══ Dataset rows

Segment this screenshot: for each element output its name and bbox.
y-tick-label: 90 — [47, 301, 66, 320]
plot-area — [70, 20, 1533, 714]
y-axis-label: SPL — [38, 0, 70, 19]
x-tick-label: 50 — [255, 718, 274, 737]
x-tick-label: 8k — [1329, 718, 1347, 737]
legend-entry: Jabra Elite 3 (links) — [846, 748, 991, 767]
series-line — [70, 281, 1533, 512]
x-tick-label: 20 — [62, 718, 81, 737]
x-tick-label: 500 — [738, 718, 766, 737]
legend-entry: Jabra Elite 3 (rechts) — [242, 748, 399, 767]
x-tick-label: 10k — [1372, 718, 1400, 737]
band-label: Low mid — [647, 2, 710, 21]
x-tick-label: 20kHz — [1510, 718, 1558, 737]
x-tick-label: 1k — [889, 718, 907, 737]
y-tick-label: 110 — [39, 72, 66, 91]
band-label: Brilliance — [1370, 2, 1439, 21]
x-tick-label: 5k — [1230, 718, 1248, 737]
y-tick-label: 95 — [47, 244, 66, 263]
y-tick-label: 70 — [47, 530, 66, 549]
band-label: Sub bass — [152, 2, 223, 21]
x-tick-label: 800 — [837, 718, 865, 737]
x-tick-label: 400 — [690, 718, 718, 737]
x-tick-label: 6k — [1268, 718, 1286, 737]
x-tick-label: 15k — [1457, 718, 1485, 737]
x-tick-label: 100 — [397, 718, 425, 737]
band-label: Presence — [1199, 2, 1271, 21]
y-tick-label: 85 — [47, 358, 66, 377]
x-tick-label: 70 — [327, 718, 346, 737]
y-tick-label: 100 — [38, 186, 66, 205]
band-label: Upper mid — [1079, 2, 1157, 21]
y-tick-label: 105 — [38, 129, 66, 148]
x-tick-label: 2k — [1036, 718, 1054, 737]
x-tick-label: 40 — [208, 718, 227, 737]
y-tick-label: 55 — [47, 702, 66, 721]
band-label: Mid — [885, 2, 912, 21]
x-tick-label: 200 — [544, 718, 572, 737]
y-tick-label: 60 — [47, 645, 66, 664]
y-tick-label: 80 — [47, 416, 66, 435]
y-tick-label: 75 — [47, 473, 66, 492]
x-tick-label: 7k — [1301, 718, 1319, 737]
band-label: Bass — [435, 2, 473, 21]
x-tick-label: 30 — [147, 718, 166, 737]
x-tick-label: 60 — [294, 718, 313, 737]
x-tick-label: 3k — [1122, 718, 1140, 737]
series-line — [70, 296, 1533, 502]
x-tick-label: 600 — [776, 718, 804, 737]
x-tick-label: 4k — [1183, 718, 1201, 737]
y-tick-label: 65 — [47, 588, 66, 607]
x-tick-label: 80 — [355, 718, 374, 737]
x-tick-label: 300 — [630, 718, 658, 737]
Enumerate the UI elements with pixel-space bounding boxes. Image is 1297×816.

════
══ Dataset rows

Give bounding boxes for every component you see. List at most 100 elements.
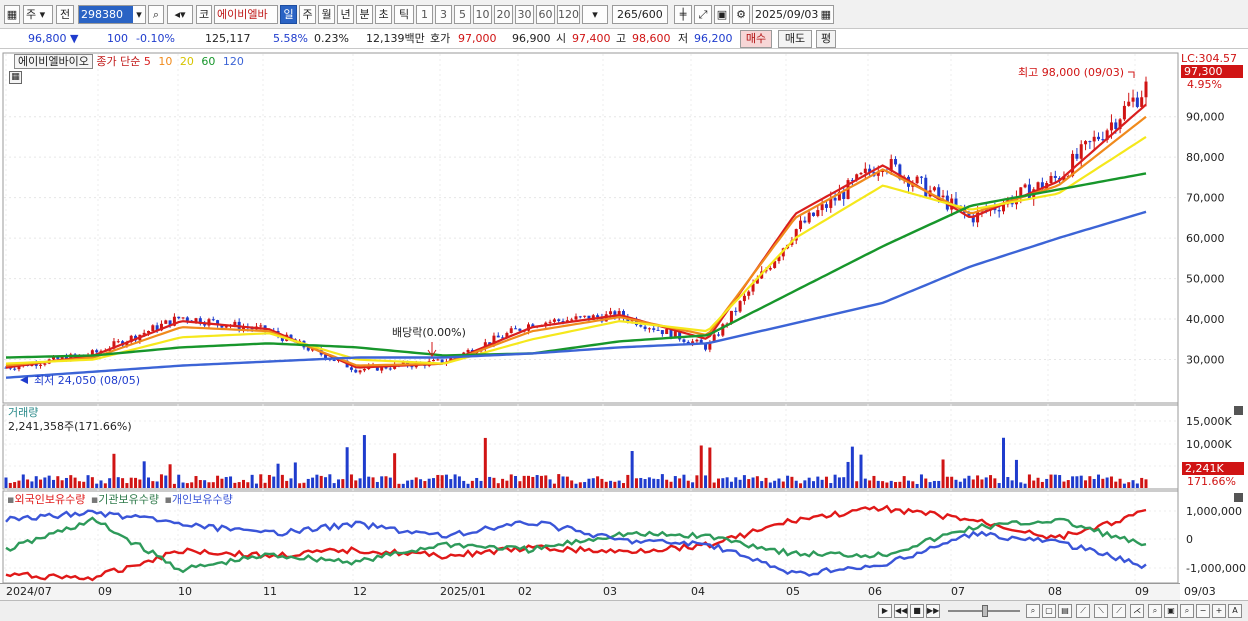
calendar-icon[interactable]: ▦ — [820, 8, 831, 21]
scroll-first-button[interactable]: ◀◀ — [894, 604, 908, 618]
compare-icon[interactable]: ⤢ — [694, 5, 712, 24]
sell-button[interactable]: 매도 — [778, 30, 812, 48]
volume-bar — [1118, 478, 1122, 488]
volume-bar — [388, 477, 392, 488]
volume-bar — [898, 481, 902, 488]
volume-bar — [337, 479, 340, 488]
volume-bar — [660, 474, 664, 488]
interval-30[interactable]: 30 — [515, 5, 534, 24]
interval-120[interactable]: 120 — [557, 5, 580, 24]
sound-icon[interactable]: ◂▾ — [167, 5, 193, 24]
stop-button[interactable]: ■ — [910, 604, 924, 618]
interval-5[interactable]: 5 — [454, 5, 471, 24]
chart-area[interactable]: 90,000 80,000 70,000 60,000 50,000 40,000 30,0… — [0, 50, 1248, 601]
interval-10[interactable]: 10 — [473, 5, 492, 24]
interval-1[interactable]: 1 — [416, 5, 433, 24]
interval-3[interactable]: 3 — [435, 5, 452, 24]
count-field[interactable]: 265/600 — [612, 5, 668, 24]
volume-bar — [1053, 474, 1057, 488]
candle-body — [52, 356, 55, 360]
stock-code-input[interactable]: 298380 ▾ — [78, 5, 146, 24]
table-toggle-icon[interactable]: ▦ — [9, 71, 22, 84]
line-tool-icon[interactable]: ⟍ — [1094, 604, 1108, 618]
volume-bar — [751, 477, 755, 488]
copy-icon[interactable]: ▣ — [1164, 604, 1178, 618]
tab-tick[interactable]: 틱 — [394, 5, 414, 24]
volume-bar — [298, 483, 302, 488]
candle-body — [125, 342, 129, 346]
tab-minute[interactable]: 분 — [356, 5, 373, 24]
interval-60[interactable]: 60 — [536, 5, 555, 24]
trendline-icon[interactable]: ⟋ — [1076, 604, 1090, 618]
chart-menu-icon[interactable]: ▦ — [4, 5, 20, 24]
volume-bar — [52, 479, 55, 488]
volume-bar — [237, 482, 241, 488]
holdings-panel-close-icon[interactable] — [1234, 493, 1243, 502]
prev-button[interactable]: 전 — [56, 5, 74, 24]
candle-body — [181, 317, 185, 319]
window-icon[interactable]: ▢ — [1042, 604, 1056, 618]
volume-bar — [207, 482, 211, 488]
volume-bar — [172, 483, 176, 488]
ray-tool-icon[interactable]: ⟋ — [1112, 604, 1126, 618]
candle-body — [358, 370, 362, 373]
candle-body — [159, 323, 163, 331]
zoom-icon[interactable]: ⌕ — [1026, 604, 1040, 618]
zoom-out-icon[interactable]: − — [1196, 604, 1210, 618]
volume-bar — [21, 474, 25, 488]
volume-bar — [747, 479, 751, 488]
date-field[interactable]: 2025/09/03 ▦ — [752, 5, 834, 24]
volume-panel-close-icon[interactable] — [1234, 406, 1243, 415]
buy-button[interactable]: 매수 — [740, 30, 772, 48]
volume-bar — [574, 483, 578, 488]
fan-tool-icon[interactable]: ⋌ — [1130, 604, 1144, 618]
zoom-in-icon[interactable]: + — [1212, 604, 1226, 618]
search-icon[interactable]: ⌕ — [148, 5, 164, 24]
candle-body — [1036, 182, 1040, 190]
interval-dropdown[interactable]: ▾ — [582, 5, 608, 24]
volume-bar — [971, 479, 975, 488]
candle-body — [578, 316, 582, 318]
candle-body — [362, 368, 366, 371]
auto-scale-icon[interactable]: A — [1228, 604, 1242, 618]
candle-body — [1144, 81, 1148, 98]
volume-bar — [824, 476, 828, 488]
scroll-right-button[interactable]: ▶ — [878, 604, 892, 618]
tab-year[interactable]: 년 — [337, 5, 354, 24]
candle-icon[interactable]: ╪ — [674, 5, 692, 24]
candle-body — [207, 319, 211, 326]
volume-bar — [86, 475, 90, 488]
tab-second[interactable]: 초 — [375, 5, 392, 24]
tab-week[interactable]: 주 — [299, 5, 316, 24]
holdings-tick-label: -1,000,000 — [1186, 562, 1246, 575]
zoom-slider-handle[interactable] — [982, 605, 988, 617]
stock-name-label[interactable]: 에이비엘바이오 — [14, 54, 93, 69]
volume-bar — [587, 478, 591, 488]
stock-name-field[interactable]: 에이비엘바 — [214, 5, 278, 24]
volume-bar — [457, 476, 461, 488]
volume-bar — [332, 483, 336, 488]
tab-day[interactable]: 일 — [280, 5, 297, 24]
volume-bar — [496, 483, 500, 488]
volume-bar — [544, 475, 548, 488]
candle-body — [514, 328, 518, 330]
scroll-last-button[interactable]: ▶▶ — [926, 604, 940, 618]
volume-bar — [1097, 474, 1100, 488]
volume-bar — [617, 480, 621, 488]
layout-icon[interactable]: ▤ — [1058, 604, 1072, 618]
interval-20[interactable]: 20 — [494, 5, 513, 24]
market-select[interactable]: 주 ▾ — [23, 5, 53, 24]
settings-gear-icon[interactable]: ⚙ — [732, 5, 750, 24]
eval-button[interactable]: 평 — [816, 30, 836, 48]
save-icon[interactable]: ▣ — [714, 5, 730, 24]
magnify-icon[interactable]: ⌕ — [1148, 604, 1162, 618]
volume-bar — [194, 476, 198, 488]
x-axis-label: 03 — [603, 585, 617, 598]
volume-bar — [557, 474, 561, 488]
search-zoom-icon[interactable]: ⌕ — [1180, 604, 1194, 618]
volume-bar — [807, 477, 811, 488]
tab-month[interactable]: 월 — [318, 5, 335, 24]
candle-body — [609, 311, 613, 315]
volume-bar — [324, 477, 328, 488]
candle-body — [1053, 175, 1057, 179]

════

• **Job**
Reproduce the stretch of the listing from the line containing "calendar-icon[interactable]: ▦ —" through the line containing "volume-bar — [172, 483, 176, 488]", swapping "candle-body" for "candle-box" and leaving everything else as it stands.

• **Exercise result**
calendar-icon[interactable]: ▦ — [820, 8, 831, 21]
scroll-first-button[interactable]: ◀◀ — [894, 604, 908, 618]
compare-icon[interactable]: ⤢ — [694, 5, 712, 24]
sell-button[interactable]: 매도 — [778, 30, 812, 48]
volume-bar — [1118, 478, 1122, 488]
volume-bar — [388, 477, 392, 488]
volume-bar — [898, 481, 902, 488]
volume-bar — [337, 479, 340, 488]
volume-bar — [660, 474, 664, 488]
interval-30[interactable]: 30 — [515, 5, 534, 24]
interval-120[interactable]: 120 — [557, 5, 580, 24]
sound-icon[interactable]: ◂▾ — [167, 5, 193, 24]
stop-button[interactable]: ■ — [910, 604, 924, 618]
interval-5[interactable]: 5 — [454, 5, 471, 24]
chart-area[interactable]: 90,000 80,000 70,000 60,000 50,000 40,000 30,0… — [0, 50, 1248, 601]
interval-10[interactable]: 10 — [473, 5, 492, 24]
interval-1[interactable]: 1 — [416, 5, 433, 24]
interval-3[interactable]: 3 — [435, 5, 452, 24]
count-field[interactable]: 265/600 — [612, 5, 668, 24]
volume-bar — [1053, 474, 1057, 488]
candle-box — [52, 356, 55, 360]
stock-code-input[interactable]: 298380 ▾ — [78, 5, 146, 24]
table-toggle-icon[interactable]: ▦ — [9, 71, 22, 84]
line-tool-icon[interactable]: ⟍ — [1094, 604, 1108, 618]
volume-bar — [751, 477, 755, 488]
copy-icon[interactable]: ▣ — [1164, 604, 1178, 618]
tab-tick[interactable]: 틱 — [394, 5, 414, 24]
volume-bar — [298, 483, 302, 488]
candle-box — [125, 342, 129, 346]
tab-minute[interactable]: 분 — [356, 5, 373, 24]
interval-60[interactable]: 60 — [536, 5, 555, 24]
trendline-icon[interactable]: ⟋ — [1076, 604, 1090, 618]
chart-menu-icon[interactable]: ▦ — [4, 5, 20, 24]
volume-bar — [52, 479, 55, 488]
volume-bar — [237, 482, 241, 488]
holdings-panel-close-icon[interactable] — [1234, 493, 1243, 502]
prev-button[interactable]: 전 — [56, 5, 74, 24]
candle-box — [181, 317, 185, 319]
window-icon[interactable]: ▢ — [1042, 604, 1056, 618]
volume-bar — [207, 482, 211, 488]
volume-bar — [172, 483, 176, 488]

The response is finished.